- Directions: Determine the number of lines containing the word "أخرى", and state that figure alone.

- Supplied material:

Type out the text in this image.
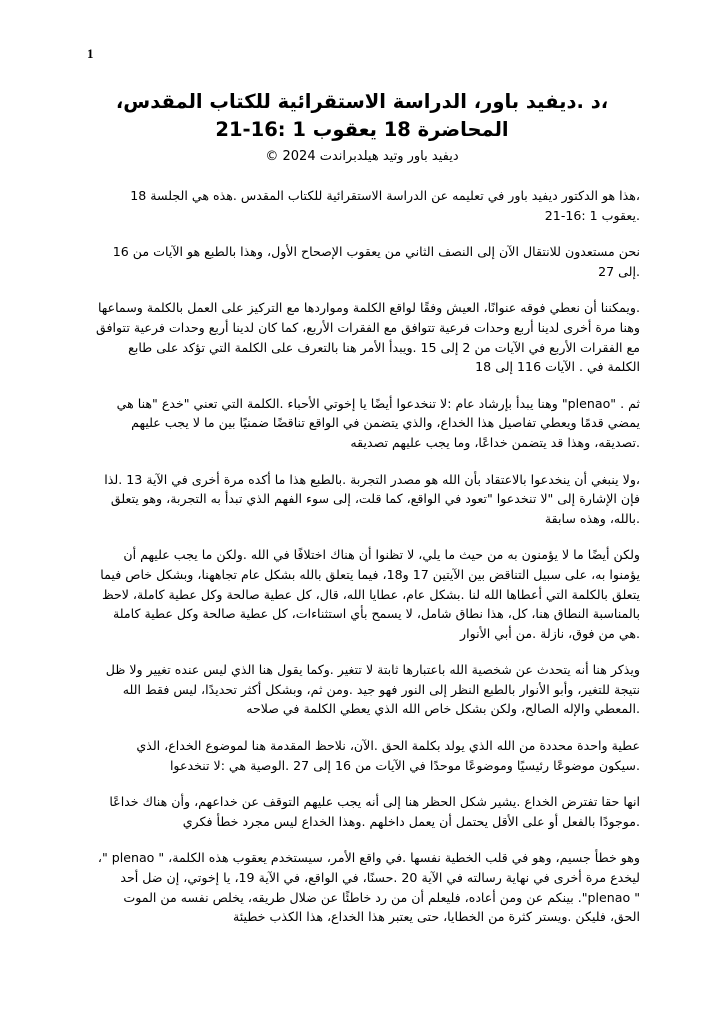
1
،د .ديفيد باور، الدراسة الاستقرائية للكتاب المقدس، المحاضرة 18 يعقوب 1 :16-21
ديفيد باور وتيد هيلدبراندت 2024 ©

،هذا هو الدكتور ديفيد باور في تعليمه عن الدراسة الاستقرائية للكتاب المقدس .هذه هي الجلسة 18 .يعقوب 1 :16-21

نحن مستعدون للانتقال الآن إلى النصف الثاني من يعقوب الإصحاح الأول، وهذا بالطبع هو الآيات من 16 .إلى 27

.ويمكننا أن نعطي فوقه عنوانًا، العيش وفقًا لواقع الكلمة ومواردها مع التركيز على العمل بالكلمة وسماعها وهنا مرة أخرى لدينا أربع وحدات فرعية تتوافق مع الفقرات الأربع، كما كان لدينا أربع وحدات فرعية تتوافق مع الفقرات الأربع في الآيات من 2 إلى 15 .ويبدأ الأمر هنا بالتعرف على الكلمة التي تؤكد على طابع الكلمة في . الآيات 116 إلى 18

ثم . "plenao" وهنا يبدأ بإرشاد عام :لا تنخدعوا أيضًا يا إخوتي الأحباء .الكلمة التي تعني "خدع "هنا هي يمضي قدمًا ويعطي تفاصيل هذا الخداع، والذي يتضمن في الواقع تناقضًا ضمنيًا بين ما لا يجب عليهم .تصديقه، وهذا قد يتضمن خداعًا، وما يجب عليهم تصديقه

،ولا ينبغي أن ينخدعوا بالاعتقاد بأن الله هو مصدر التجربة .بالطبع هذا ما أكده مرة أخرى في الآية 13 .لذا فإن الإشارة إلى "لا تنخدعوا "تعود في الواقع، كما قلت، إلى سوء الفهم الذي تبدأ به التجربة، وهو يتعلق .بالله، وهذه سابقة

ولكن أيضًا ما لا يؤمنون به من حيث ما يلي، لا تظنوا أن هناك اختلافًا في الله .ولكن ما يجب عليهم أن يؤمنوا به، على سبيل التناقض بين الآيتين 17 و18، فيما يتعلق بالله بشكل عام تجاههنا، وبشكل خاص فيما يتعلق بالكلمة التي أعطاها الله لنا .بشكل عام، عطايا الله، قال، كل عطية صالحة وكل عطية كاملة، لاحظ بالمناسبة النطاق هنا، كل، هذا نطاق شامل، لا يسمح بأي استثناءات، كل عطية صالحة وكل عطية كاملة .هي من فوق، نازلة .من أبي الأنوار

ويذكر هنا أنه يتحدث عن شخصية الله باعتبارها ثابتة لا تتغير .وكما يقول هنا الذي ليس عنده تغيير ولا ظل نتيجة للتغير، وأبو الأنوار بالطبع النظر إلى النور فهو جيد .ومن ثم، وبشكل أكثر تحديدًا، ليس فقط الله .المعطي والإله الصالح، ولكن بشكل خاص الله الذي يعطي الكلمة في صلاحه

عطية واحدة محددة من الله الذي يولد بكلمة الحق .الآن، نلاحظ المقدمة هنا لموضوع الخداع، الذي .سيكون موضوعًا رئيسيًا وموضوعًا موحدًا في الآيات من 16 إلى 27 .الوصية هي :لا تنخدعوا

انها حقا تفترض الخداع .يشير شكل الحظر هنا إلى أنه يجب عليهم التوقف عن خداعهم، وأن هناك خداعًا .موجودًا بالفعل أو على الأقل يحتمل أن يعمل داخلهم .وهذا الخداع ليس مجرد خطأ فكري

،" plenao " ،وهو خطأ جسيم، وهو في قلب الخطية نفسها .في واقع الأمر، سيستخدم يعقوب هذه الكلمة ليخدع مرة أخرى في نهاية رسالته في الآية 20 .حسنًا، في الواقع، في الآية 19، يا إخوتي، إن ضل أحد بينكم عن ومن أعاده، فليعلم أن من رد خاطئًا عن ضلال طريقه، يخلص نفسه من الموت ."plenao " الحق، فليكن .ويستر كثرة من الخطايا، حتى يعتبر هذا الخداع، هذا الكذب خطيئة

...

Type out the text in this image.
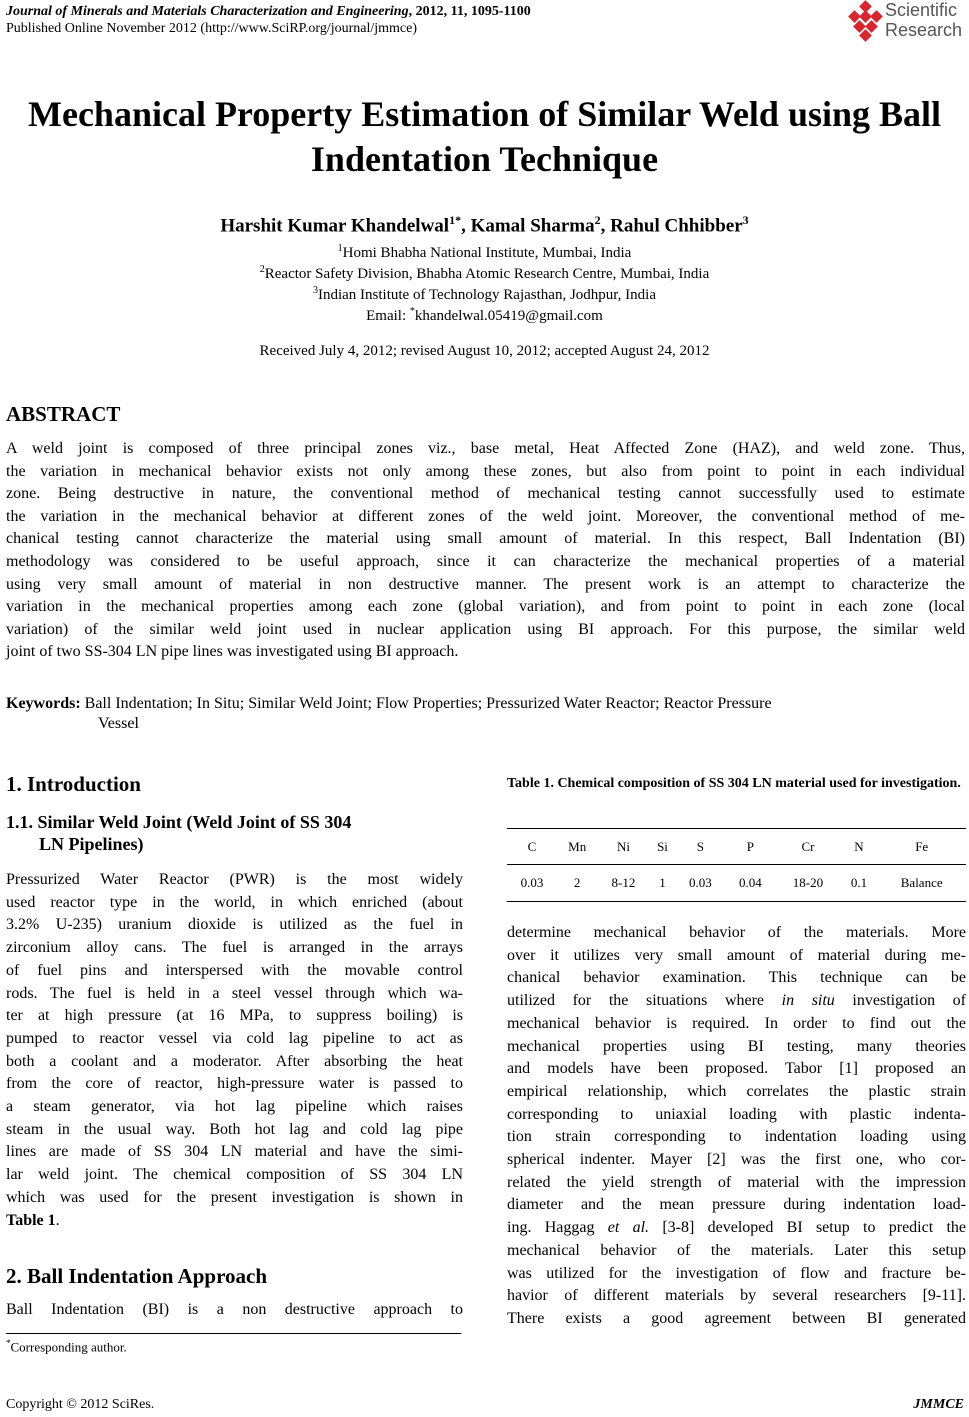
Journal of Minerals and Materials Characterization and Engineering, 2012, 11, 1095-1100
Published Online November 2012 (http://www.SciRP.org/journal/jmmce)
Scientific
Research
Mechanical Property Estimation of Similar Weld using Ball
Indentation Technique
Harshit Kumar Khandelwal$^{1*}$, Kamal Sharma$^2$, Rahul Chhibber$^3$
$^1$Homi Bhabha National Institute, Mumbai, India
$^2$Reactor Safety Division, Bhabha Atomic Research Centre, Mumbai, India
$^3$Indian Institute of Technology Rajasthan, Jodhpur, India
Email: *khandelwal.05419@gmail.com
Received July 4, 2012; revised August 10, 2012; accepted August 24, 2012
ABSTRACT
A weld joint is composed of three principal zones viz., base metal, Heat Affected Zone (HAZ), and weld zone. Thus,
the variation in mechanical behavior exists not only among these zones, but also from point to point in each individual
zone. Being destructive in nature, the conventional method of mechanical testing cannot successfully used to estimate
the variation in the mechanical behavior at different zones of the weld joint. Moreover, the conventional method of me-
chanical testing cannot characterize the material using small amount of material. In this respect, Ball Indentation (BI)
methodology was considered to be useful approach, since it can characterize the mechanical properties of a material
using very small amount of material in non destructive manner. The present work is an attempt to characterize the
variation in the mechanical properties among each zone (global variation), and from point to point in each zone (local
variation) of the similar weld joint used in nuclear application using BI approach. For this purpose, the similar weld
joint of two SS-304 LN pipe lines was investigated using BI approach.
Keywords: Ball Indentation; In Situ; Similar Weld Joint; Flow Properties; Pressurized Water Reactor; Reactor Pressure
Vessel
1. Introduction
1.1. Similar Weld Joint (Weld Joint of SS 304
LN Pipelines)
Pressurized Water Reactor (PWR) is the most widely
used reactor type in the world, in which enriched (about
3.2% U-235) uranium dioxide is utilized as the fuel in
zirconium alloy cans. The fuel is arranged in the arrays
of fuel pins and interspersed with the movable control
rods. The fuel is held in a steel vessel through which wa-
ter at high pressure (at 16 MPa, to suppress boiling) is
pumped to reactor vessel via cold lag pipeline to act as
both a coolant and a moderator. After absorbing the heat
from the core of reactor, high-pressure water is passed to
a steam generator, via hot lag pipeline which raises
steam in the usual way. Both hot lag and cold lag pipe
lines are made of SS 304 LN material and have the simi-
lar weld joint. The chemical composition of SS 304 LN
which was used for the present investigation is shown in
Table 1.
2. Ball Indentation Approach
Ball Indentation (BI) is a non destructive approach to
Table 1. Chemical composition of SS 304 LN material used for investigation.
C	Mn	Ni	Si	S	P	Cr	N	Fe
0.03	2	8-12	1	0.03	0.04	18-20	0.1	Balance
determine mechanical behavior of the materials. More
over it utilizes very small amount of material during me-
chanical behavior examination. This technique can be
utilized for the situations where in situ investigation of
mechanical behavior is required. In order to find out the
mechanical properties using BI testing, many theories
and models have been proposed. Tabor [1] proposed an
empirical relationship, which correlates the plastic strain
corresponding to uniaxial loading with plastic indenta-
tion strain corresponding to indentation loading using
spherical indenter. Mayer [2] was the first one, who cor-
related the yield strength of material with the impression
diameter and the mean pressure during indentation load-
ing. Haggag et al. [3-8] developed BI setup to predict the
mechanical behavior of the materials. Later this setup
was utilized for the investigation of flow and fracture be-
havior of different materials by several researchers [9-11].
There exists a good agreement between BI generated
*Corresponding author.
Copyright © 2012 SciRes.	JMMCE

- Task result: 3